Spot each line that carries the word "gemiddelde"; copy those lines.

Source data:
════════

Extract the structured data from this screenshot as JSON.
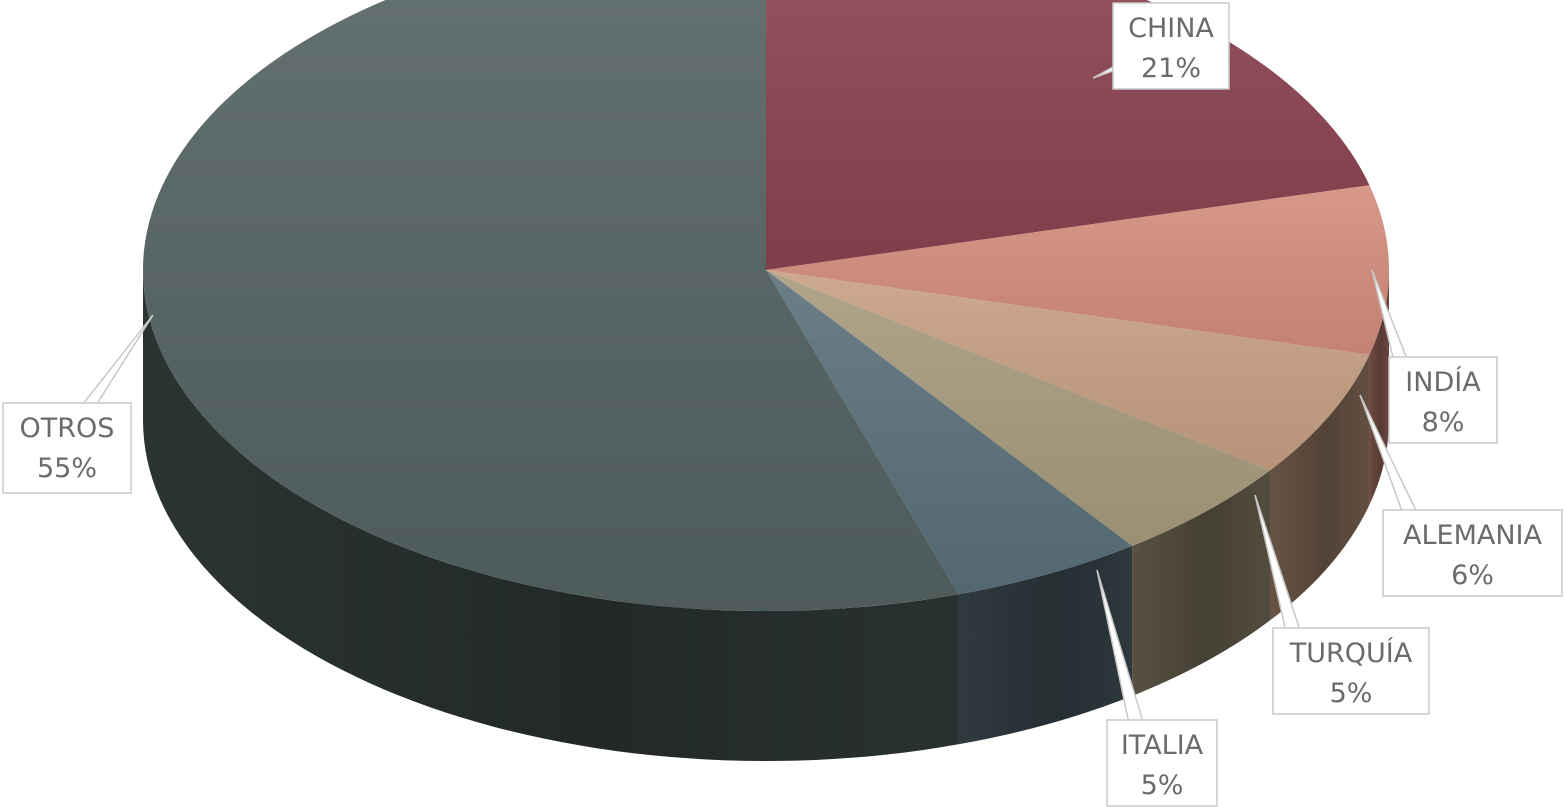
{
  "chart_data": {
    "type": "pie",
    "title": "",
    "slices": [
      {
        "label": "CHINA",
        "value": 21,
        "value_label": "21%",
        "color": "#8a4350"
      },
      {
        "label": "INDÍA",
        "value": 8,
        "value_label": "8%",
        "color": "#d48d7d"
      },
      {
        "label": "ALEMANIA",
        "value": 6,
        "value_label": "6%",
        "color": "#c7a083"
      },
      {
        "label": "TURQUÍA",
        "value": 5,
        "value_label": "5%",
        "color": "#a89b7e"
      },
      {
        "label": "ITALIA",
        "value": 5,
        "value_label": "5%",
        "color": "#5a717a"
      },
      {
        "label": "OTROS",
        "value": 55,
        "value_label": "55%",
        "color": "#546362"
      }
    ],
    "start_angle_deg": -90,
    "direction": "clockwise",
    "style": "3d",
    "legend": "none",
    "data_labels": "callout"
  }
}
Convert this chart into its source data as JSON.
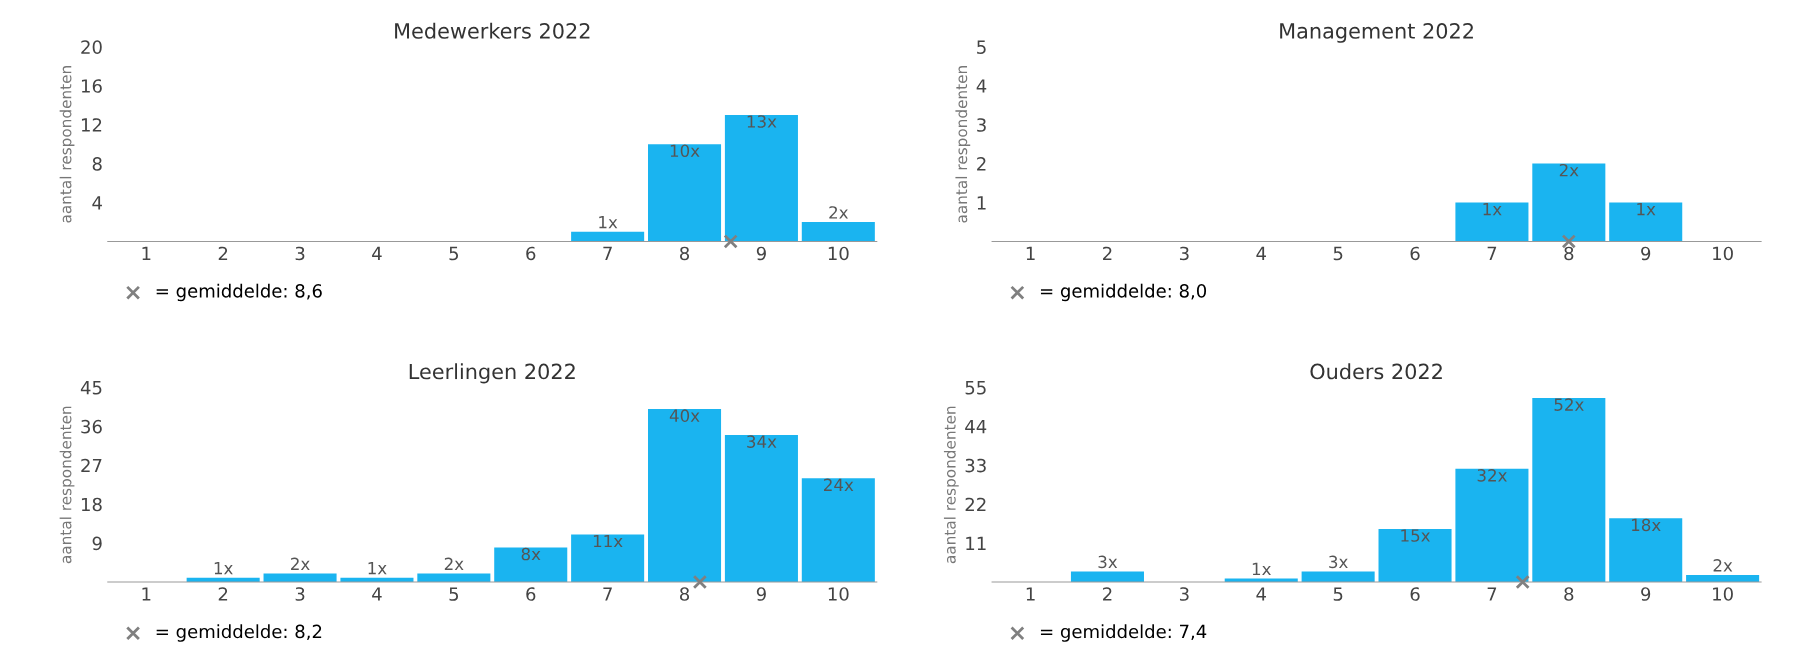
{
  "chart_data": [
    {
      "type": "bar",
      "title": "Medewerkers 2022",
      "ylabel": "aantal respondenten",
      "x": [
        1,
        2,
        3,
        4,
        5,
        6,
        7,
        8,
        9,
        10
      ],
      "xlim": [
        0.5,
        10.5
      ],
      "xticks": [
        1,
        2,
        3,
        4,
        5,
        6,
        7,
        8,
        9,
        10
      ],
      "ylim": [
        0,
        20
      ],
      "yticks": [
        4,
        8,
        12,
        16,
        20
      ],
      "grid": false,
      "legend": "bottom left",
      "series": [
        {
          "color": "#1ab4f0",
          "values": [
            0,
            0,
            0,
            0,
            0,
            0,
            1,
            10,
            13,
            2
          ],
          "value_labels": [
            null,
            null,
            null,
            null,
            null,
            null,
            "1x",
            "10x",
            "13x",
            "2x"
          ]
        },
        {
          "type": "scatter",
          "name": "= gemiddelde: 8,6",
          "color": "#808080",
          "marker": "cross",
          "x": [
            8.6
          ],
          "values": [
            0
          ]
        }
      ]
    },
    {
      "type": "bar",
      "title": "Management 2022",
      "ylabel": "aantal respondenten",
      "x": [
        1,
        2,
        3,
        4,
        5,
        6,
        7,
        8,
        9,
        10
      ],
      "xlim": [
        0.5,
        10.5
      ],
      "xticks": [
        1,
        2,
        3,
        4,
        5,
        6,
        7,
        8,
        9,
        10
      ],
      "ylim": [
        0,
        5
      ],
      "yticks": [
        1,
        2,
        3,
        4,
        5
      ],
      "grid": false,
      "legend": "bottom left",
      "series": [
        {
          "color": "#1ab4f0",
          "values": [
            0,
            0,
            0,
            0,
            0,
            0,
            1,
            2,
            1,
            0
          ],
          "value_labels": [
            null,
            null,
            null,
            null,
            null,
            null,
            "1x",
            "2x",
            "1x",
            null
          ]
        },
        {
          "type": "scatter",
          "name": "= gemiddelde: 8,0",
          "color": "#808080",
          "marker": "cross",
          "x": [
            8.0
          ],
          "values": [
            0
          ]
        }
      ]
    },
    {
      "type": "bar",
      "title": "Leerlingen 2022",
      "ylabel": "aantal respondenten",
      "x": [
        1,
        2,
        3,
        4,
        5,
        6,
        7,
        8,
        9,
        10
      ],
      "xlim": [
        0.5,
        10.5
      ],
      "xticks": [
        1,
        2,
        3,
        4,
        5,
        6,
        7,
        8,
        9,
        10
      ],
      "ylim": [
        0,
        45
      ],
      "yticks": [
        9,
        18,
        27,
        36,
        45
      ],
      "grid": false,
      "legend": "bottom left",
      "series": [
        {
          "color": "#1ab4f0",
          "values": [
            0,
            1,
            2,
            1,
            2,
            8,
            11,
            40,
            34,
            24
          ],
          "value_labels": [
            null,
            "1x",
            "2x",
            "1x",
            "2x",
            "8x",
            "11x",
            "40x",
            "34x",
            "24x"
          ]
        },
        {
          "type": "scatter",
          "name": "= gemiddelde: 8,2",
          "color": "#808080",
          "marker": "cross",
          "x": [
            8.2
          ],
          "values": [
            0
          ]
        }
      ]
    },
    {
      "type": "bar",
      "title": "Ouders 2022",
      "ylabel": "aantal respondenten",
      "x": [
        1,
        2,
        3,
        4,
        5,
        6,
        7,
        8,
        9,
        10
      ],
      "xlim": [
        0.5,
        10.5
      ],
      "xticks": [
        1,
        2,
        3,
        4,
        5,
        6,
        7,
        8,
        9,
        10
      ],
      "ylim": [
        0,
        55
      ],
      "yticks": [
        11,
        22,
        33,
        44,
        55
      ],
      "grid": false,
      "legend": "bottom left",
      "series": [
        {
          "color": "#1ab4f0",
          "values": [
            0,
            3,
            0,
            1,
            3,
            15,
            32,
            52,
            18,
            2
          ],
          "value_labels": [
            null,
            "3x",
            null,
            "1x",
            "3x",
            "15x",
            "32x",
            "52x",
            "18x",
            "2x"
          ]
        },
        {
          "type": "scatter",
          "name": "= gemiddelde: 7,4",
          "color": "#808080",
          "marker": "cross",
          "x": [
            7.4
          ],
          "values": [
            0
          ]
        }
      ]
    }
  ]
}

════════

Exercise solution:
          "name": "= gemiddelde: 8,6",
          "name": "= gemiddelde: 8,0",
          "name": "= gemiddelde: 8,2",
          "name": "= gemiddelde: 7,4",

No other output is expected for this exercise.